* _Objective_:
Where does the string "color" appear? Copy every line of the entries below that holds it.

* _Stored records_:
+++
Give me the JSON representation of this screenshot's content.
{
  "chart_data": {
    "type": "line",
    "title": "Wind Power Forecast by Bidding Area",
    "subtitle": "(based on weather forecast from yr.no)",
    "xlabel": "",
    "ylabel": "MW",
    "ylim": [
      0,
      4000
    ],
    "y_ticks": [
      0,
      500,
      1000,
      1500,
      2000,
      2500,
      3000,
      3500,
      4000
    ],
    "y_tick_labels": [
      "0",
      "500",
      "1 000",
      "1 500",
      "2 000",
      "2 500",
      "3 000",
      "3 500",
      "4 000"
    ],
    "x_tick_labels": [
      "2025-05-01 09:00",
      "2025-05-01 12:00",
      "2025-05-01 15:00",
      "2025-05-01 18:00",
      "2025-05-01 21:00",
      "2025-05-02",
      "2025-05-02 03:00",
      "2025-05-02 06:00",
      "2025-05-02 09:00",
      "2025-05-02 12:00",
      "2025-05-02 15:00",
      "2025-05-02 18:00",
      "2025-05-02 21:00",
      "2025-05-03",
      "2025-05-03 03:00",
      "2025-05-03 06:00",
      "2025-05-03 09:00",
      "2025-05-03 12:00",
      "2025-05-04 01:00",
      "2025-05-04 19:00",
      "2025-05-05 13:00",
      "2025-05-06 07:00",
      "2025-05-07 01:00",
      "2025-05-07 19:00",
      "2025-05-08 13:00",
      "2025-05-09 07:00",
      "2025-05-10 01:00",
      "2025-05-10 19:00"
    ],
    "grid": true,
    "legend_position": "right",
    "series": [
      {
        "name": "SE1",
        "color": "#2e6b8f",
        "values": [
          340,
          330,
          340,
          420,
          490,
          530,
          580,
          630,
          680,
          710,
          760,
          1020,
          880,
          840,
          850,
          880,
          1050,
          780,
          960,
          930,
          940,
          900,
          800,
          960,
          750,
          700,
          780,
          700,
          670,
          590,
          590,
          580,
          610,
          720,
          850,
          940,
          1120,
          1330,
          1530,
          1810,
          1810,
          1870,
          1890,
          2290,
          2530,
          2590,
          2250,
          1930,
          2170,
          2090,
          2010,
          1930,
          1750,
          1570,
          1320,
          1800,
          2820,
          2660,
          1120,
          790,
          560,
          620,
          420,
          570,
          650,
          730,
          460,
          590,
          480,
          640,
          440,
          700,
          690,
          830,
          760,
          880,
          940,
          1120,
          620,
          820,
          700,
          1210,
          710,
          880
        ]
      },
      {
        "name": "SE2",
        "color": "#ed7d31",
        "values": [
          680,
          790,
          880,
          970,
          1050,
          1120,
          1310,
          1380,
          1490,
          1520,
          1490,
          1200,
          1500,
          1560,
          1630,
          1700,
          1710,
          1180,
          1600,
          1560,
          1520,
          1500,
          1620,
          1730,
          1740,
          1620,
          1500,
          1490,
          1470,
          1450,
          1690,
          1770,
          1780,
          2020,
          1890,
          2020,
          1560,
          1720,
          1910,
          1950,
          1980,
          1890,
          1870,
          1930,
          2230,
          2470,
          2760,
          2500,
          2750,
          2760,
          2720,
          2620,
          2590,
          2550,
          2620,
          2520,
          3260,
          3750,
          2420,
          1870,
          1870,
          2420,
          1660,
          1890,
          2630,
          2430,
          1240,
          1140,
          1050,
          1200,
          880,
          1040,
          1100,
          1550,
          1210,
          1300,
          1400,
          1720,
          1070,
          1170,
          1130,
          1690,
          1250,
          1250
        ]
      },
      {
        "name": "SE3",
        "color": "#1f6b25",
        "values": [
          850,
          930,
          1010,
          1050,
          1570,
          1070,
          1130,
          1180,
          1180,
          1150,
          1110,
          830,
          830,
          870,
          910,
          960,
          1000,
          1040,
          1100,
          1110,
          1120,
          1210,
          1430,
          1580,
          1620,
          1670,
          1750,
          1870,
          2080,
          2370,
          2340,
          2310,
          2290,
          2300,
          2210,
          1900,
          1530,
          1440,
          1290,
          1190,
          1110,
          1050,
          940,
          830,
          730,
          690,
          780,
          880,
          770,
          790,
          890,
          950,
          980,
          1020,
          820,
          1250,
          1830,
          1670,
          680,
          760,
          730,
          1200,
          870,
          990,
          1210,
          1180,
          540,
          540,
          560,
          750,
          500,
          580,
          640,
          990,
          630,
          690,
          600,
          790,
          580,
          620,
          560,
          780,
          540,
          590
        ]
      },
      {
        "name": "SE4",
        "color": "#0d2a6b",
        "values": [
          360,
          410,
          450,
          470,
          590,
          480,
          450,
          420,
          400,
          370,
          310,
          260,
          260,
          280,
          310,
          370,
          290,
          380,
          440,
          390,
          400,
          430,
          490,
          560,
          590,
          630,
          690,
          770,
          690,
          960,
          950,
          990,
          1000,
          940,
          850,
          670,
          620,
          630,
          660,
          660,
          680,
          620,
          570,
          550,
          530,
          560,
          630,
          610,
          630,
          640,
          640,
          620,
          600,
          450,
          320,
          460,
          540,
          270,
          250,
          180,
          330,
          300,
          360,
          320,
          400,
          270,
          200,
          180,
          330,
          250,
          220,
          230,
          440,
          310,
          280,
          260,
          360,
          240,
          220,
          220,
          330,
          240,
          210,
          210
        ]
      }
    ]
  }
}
+++
* _The result_:
        "color": "#2e6b8f",
        "color": "#ed7d31",
        "color": "#1f6b25",
        "color": "#0d2a6b",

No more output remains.